Exercise inputs

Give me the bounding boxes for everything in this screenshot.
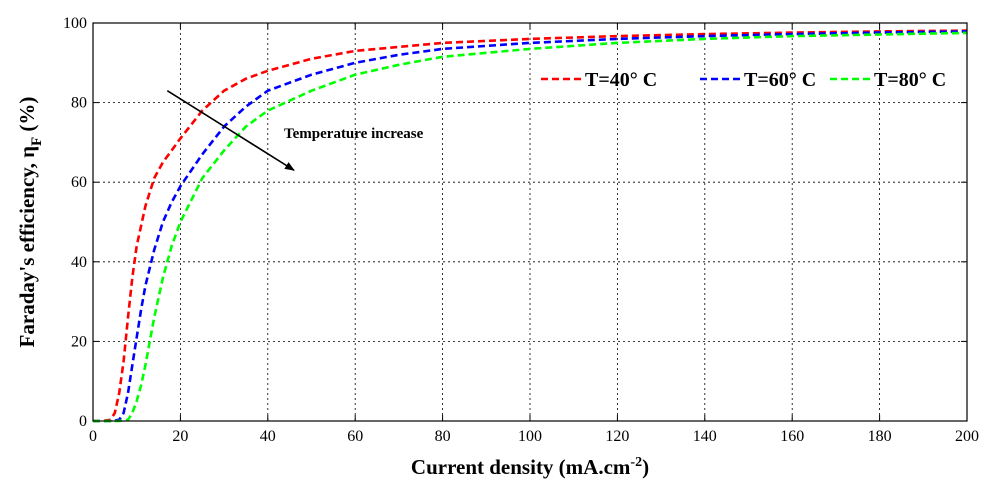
tick-labels: 0 20 40 60 80 100 120 140 160 180 200 0 20 40 60 80 100 [63, 15, 979, 445]
legend: T=40° C T=60° C T=80° C [541, 69, 946, 91]
y-axis-title: Faraday's efficiency, ηF (%) [15, 97, 45, 348]
series-line-2 [93, 30, 968, 423]
legend-label-1: T=40° C [585, 69, 657, 91]
x-tick-label: 0 [89, 428, 97, 445]
x-tick-label: 160 [780, 428, 804, 445]
legend-label-3: T=80° C [874, 69, 946, 91]
x-tick-label: 140 [693, 428, 717, 445]
series-line-3 [93, 31, 968, 423]
tick-marks [92, 22, 968, 422]
x-axis-title: Current density (mA.cm-2) [411, 455, 649, 479]
annotation-arrow [166, 89, 295, 171]
x-tick-label: 120 [605, 428, 629, 445]
x-tick-label: 200 [955, 428, 979, 445]
y-tick-label: 40 [71, 254, 87, 271]
legend-label-2: T=60° C [744, 69, 816, 91]
y-tick-label: 60 [71, 174, 87, 191]
y-tick-label: 20 [71, 333, 87, 350]
x-tick-label: 20 [172, 428, 188, 445]
x-tick-label: 60 [347, 428, 363, 445]
grid-lines [93, 23, 967, 421]
y-tick-label: 0 [79, 413, 87, 430]
annotation-label: Temperature increase [284, 126, 424, 142]
x-tick-label: 80 [435, 428, 451, 445]
x-tick-label: 180 [868, 428, 892, 445]
y-tick-label: 100 [63, 15, 87, 32]
series-lines [93, 29, 968, 423]
x-tick-label: 100 [518, 428, 542, 445]
plot-background [93, 23, 967, 421]
x-tick-label: 40 [260, 428, 276, 445]
y-tick-label: 80 [71, 95, 87, 112]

The exercise
Write out the records between the line holding "tick-labels: 0 20" and the line holding "x-tick-label: 0 [89, 428, 97, 445]", inclusive, with no changes.

Answer to this task
tick-labels: 0 20 40 60 80 100 120 140 160 180 200 0 20 40 60 80 100 [63, 15, 979, 445]
legend: T=40° C T=60° C T=80° C [541, 69, 946, 91]
y-axis-title: Faraday's efficiency, ηF (%) [15, 97, 45, 348]
series-line-2 [93, 30, 968, 423]
legend-label-1: T=40° C [585, 69, 657, 91]
x-tick-label: 0 [89, 428, 97, 445]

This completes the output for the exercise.